Task: Copy out each line of the data that holds the word "code".

(Records from a data source)
begin
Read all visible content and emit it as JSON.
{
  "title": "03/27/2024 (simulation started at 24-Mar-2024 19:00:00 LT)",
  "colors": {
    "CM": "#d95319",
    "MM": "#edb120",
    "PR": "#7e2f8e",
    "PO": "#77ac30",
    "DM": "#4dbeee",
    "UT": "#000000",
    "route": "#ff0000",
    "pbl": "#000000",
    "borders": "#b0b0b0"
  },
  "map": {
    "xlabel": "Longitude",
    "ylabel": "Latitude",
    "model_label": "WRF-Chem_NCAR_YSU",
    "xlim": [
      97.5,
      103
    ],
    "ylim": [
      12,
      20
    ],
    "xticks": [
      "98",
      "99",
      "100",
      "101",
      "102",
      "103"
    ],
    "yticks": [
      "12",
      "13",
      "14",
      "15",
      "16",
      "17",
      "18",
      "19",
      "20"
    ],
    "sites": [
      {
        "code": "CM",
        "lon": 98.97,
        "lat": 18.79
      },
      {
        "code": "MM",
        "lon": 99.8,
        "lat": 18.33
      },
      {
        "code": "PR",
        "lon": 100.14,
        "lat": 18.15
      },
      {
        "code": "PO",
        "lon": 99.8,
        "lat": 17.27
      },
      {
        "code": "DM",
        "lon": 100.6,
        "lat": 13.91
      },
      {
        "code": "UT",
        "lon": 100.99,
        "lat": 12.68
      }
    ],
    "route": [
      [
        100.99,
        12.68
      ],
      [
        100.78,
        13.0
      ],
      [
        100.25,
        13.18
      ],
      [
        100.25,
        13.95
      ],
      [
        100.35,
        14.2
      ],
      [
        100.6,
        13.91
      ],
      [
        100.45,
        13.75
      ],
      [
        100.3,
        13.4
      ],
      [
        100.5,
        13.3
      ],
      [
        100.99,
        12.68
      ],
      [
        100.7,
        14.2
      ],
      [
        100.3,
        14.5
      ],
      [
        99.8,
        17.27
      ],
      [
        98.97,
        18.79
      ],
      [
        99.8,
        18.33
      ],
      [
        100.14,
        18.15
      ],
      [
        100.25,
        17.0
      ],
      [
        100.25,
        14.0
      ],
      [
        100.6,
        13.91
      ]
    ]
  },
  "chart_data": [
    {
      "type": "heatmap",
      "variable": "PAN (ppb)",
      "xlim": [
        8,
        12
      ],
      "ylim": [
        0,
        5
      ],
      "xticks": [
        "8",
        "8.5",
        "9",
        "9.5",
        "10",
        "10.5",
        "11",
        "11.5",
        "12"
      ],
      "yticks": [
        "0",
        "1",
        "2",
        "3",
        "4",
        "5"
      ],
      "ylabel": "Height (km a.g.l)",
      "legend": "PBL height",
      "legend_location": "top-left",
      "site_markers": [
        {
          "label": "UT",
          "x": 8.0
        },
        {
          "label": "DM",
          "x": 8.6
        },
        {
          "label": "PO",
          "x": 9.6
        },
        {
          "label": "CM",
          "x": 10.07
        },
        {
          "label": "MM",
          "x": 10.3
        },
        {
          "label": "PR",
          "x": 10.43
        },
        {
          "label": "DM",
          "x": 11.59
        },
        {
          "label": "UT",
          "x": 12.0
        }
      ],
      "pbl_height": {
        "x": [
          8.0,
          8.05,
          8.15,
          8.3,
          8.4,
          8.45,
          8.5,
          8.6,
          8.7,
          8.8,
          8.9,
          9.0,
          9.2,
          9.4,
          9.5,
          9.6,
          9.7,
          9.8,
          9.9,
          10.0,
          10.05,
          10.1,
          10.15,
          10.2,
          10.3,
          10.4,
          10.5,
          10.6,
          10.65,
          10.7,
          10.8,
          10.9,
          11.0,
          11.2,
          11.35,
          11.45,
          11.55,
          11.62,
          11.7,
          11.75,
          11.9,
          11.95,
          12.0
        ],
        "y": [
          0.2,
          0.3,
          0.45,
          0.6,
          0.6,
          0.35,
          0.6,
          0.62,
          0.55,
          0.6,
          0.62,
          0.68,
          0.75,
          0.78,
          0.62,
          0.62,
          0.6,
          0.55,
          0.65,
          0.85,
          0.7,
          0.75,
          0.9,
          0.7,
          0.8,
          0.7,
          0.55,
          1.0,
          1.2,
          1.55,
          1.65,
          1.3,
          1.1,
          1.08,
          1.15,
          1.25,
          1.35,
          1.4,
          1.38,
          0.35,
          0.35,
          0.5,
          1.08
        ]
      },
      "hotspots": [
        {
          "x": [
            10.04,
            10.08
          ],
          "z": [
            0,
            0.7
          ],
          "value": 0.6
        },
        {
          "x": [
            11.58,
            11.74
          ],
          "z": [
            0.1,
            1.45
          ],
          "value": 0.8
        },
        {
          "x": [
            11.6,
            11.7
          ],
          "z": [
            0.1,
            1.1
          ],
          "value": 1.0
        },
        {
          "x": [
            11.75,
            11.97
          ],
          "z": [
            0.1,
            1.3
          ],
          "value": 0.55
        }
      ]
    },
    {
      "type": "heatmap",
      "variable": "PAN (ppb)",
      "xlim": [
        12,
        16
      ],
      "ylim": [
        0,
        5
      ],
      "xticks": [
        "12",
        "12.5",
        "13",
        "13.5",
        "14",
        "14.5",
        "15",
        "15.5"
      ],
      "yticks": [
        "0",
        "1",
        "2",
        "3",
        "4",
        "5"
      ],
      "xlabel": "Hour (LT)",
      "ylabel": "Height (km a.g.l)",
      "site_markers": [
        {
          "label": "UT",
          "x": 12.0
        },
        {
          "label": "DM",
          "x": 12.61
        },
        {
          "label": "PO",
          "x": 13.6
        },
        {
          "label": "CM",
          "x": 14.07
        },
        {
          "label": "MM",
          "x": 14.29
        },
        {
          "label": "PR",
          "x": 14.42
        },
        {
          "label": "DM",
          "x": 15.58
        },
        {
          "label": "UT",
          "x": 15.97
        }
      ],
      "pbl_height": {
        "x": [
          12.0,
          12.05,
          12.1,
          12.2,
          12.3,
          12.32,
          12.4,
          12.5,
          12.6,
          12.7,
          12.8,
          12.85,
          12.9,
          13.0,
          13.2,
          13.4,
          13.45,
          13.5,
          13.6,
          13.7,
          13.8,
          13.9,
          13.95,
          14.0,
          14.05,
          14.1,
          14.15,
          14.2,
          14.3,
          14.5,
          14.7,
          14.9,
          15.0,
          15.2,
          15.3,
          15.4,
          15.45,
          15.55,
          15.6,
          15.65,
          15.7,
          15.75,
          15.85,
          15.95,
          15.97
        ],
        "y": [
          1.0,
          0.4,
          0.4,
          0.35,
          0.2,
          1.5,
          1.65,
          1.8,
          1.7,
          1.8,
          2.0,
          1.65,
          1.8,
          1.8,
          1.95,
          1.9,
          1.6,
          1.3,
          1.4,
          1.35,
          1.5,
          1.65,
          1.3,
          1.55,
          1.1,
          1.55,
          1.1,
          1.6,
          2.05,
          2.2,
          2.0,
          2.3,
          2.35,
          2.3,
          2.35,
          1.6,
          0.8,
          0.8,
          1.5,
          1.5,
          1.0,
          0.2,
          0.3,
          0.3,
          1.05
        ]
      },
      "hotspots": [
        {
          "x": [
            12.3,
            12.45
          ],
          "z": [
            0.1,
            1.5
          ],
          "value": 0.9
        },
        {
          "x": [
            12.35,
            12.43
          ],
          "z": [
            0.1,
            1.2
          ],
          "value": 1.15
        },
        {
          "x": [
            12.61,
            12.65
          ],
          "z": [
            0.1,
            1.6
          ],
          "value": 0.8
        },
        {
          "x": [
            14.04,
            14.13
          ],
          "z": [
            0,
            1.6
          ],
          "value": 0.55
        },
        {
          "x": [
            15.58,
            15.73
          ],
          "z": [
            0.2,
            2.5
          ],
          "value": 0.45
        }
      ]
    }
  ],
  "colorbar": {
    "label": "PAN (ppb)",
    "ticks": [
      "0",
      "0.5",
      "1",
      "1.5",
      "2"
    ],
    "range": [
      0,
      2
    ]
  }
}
end
Task response:
        "code": "CM",
        "code": "MM",
        "code": "PR",
        "code": "PO",
        "code": "DM",
        "code": "UT",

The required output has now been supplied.